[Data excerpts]
......

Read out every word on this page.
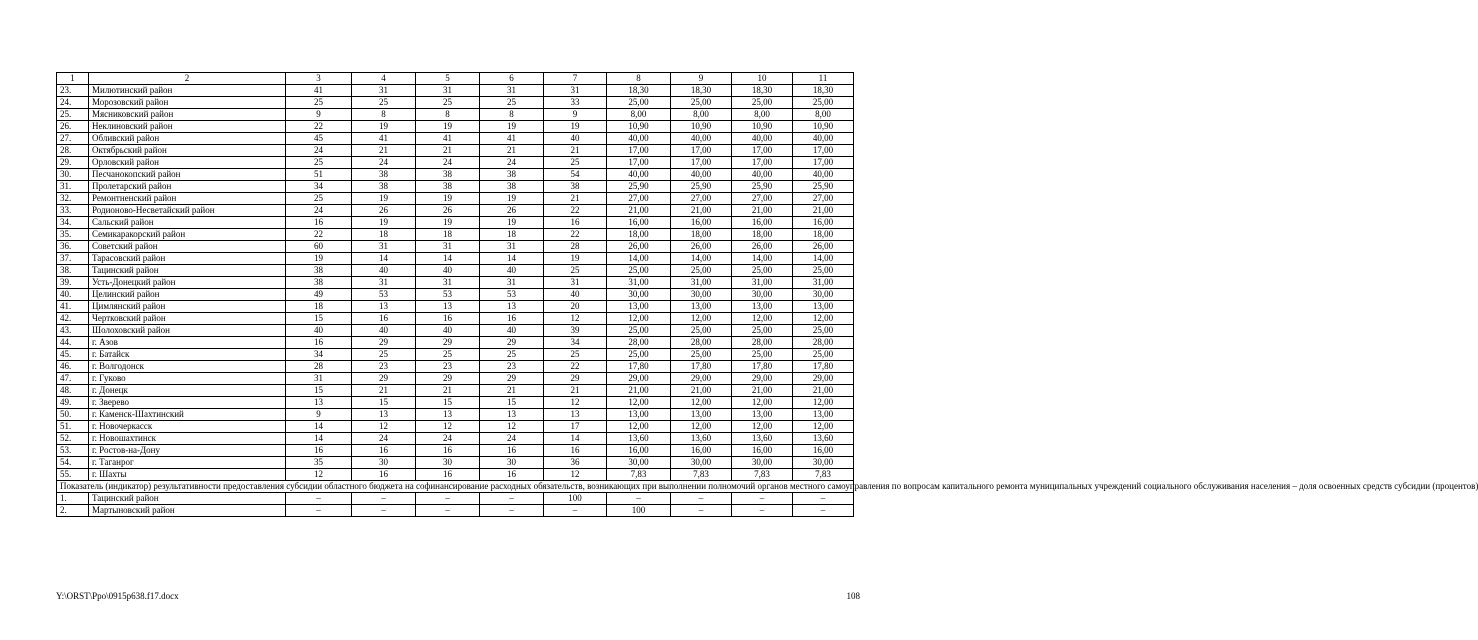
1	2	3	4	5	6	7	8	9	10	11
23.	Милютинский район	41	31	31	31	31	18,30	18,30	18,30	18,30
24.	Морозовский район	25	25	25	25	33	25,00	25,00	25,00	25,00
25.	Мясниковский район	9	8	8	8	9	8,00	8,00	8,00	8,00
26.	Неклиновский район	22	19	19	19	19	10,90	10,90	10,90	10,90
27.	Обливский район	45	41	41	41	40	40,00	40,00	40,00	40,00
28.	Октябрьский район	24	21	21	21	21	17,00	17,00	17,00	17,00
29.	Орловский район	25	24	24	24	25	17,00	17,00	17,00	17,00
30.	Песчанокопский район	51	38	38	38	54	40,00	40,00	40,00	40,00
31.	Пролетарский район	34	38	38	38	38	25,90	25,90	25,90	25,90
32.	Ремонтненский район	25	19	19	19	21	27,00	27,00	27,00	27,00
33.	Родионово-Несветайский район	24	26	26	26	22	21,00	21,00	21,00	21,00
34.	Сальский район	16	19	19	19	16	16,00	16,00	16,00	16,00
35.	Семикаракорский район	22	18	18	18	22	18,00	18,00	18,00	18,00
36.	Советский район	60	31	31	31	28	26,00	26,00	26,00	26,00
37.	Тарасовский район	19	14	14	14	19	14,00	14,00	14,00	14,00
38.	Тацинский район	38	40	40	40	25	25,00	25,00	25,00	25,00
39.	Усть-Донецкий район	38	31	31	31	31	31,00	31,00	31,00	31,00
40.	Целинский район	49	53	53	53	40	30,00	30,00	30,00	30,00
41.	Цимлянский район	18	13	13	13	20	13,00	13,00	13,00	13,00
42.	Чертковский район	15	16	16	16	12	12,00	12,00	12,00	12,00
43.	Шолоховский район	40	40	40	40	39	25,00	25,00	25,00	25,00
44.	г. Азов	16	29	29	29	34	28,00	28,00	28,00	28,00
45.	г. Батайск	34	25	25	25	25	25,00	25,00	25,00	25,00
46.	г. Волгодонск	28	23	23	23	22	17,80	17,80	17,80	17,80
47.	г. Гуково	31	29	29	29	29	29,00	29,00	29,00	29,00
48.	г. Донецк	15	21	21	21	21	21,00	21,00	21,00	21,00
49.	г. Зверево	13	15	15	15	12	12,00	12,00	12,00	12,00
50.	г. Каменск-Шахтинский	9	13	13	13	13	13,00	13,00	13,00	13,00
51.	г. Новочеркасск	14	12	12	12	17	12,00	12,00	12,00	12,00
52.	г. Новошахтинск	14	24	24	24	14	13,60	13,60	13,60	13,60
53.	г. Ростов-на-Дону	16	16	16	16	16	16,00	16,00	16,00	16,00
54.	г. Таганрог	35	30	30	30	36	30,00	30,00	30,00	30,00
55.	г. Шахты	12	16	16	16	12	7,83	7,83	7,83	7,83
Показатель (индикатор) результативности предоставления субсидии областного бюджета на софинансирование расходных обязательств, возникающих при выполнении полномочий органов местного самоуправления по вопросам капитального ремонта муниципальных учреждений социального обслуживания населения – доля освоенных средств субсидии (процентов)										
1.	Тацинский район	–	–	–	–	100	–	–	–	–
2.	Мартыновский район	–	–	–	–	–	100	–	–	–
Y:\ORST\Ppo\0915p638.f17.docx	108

......

* [TASK GOAL]: Replicate the material above verbatim; images stay out of the copy.

* [RESULT FOR THIS TASK]:
Read out every word on this page.
1	2	3	4	5	6	7	8	9	10	11
23.	Милютинский район	41	31	31	31	31	18,30	18,30	18,30	18,30
24.	Морозовский район	25	25	25	25	33	25,00	25,00	25,00	25,00
25.	Мясниковский район	9	8	8	8	9	8,00	8,00	8,00	8,00
26.	Неклиновский район	22	19	19	19	19	10,90	10,90	10,90	10,90
27.	Обливский район	45	41	41	41	40	40,00	40,00	40,00	40,00
28.	Октябрьский район	24	21	21	21	21	17,00	17,00	17,00	17,00
29.	Орловский район	25	24	24	24	25	17,00	17,00	17,00	17,00
30.	Песчанокопский район	51	38	38	38	54	40,00	40,00	40,00	40,00
31.	Пролетарский район	34	38	38	38	38	25,90	25,90	25,90	25,90
32.	Ремонтненский район	25	19	19	19	21	27,00	27,00	27,00	27,00
33.	Родионово-Несветайский район	24	26	26	26	22	21,00	21,00	21,00	21,00
34.	Сальский район	16	19	19	19	16	16,00	16,00	16,00	16,00
35.	Семикаракорский район	22	18	18	18	22	18,00	18,00	18,00	18,00
36.	Советский район	60	31	31	31	28	26,00	26,00	26,00	26,00
37.	Тарасовский район	19	14	14	14	19	14,00	14,00	14,00	14,00
38.	Тацинский район	38	40	40	40	25	25,00	25,00	25,00	25,00
39.	Усть-Донецкий район	38	31	31	31	31	31,00	31,00	31,00	31,00
40.	Целинский район	49	53	53	53	40	30,00	30,00	30,00	30,00
41.	Цимлянский район	18	13	13	13	20	13,00	13,00	13,00	13,00
42.	Чертковский район	15	16	16	16	12	12,00	12,00	12,00	12,00
43.	Шолоховский район	40	40	40	40	39	25,00	25,00	25,00	25,00
44.	г. Азов	16	29	29	29	34	28,00	28,00	28,00	28,00
45.	г. Батайск	34	25	25	25	25	25,00	25,00	25,00	25,00
46.	г. Волгодонск	28	23	23	23	22	17,80	17,80	17,80	17,80
47.	г. Гуково	31	29	29	29	29	29,00	29,00	29,00	29,00
48.	г. Донецк	15	21	21	21	21	21,00	21,00	21,00	21,00
49.	г. Зверево	13	15	15	15	12	12,00	12,00	12,00	12,00
50.	г. Каменск-Шахтинский	9	13	13	13	13	13,00	13,00	13,00	13,00
51.	г. Новочеркасск	14	12	12	12	17	12,00	12,00	12,00	12,00
52.	г. Новошахтинск	14	24	24	24	14	13,60	13,60	13,60	13,60
53.	г. Ростов-на-Дону	16	16	16	16	16	16,00	16,00	16,00	16,00
54.	г. Таганрог	35	30	30	30	36	30,00	30,00	30,00	30,00
55.	г. Шахты	12	16	16	16	12	7,83	7,83	7,83	7,83
Показатель (индикатор) результативности предоставления субсидии областного бюджета на софинансирование расходных обязательств, возникающих при выполнении полномочий органов местного самоуправления по вопросам капитального ремонта муниципальных учреждений социального обслуживания населения – доля освоенных средств субсидии (процентов)										
1.	Тацинский район	–	–	–	–	100	–	–	–	–
2.	Мартыновский район	–	–	–	–	–	100	–	–	–
Y:\ORST\Ppo\0915p638.f17.docx	108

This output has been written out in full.